(Exercise requirements): Reproduce every one of the rows below verbatim, line for line, with no changes.

(Element-and-box listings)
/---

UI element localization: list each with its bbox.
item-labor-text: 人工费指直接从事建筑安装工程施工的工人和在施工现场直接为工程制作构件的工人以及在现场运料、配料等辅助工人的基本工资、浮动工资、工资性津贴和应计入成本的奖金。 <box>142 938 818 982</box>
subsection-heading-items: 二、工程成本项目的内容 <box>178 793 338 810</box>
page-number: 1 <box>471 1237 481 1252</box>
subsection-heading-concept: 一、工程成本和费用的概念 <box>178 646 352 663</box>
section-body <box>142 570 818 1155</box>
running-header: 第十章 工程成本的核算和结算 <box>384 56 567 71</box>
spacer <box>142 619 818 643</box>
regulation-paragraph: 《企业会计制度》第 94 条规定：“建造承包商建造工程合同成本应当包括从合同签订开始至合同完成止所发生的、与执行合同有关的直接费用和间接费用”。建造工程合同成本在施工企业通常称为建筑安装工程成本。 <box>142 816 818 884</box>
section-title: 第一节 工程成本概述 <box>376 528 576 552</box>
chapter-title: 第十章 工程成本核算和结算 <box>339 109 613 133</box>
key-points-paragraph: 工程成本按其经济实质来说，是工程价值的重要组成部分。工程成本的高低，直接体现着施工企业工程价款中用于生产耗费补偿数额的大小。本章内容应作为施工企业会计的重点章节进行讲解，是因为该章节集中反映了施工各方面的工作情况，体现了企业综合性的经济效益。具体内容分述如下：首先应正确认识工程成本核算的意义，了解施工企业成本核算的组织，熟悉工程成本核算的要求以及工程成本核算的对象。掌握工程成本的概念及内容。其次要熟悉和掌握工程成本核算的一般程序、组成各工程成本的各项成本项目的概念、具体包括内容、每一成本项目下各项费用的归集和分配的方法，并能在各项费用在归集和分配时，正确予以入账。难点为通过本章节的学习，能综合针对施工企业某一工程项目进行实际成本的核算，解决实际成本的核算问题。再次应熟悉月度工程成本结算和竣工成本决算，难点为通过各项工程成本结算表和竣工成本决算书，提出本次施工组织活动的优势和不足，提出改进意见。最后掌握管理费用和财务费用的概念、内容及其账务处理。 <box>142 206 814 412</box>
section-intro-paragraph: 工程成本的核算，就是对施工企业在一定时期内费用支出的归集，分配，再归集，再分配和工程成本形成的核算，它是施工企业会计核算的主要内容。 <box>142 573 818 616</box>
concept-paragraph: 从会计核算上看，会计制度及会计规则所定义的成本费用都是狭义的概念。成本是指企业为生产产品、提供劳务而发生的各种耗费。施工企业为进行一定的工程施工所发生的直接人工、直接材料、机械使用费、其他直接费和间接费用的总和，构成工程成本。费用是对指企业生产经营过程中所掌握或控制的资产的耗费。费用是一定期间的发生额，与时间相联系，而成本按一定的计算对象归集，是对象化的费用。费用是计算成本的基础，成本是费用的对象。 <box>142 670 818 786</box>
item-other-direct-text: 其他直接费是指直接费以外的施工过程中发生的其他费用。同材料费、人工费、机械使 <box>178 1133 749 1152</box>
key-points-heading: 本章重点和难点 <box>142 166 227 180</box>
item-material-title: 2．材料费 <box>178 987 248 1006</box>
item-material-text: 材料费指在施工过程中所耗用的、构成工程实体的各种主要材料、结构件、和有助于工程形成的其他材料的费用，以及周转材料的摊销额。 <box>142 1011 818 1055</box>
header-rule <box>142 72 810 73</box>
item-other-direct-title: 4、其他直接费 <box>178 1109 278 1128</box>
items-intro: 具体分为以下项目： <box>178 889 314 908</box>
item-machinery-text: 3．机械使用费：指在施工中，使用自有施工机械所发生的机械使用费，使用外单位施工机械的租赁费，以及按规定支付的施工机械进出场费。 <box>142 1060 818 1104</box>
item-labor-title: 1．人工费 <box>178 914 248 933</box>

\---

(Final answer):
UI element localization: list each with its bbox.
item-labor-text: 人工费指直接从事建筑安装工程施工的工人和在施工现场直接为工程制作构件的工人以及在现场运料、配料等辅助工人的基本工资、浮动工资、工资性津贴和应计入成本的奖金。 <box>142 938 818 982</box>
subsection-heading-items: 二、工程成本项目的内容 <box>178 793 338 810</box>
page-number: 1 <box>471 1237 481 1252</box>
subsection-heading-concept: 一、工程成本和费用的概念 <box>178 646 352 663</box>
section-body <box>142 570 818 1155</box>
running-header: 第十章 工程成本的核算和结算 <box>384 56 567 71</box>
spacer <box>142 619 818 643</box>
regulation-paragraph: 《企业会计制度》第 94 条规定：“建造承包商建造工程合同成本应当包括从合同签订开始至合同完成止所发生的、与执行合同有关的直接费用和间接费用”。建造工程合同成本在施工企业通常称为建筑安装工程成本。 <box>142 816 818 884</box>
section-title: 第一节 工程成本概述 <box>376 528 576 552</box>
chapter-title: 第十章 工程成本核算和结算 <box>339 109 613 133</box>
key-points-paragraph: 工程成本按其经济实质来说，是工程价值的重要组成部分。工程成本的高低，直接体现着施工企业工程价款中用于生产耗费补偿数额的大小。本章内容应作为施工企业会计的重点章节进行讲解，是因为该章节集中反映了施工各方面的工作情况，体现了企业综合性的经济效益。具体内容分述如下：首先应正确认识工程成本核算的意义，了解施工企业成本核算的组织，熟悉工程成本核算的要求以及工程成本核算的对象。掌握工程成本的概念及内容。其次要熟悉和掌握工程成本核算的一般程序、组成各工程成本的各项成本项目的概念、具体包括内容、每一成本项目下各项费用的归集和分配的方法，并能在各项费用在归集和分配时，正确予以入账。难点为通过本章节的学习，能综合针对施工企业某一工程项目进行实际成本的核算，解决实际成本的核算问题。再次应熟悉月度工程成本结算和竣工成本决算，难点为通过各项工程成本结算表和竣工成本决算书，提出本次施工组织活动的优势和不足，提出改进意见。最后掌握管理费用和财务费用的概念、内容及其账务处理。 <box>142 206 814 412</box>
section-intro-paragraph: 工程成本的核算，就是对施工企业在一定时期内费用支出的归集，分配，再归集，再分配和工程成本形成的核算，它是施工企业会计核算的主要内容。 <box>142 573 818 616</box>
concept-paragraph: 从会计核算上看，会计制度及会计规则所定义的成本费用都是狭义的概念。成本是指企业为生产产品、提供劳务而发生的各种耗费。施工企业为进行一定的工程施工所发生的直接人工、直接材料、机械使用费、其他直接费和间接费用的总和，构成工程成本。费用是对指企业生产经营过程中所掌握或控制的资产的耗费。费用是一定期间的发生额，与时间相联系，而成本按一定的计算对象归集，是对象化的费用。费用是计算成本的基础，成本是费用的对象。 <box>142 670 818 786</box>
item-other-direct-text: 其他直接费是指直接费以外的施工过程中发生的其他费用。同材料费、人工费、机械使 <box>178 1133 749 1152</box>
key-points-heading: 本章重点和难点 <box>142 166 227 180</box>
item-material-title: 2．材料费 <box>178 987 248 1006</box>
item-material-text: 材料费指在施工过程中所耗用的、构成工程实体的各种主要材料、结构件、和有助于工程形成的其他材料的费用，以及周转材料的摊销额。 <box>142 1011 818 1055</box>
header-rule <box>142 72 810 73</box>
item-other-direct-title: 4、其他直接费 <box>178 1109 278 1128</box>
items-intro: 具体分为以下项目： <box>178 889 314 908</box>
item-machinery-text: 3．机械使用费：指在施工中，使用自有施工机械所发生的机械使用费，使用外单位施工机械的租赁费，以及按规定支付的施工机械进出场费。 <box>142 1060 818 1104</box>
item-labor-title: 1．人工费 <box>178 914 248 933</box>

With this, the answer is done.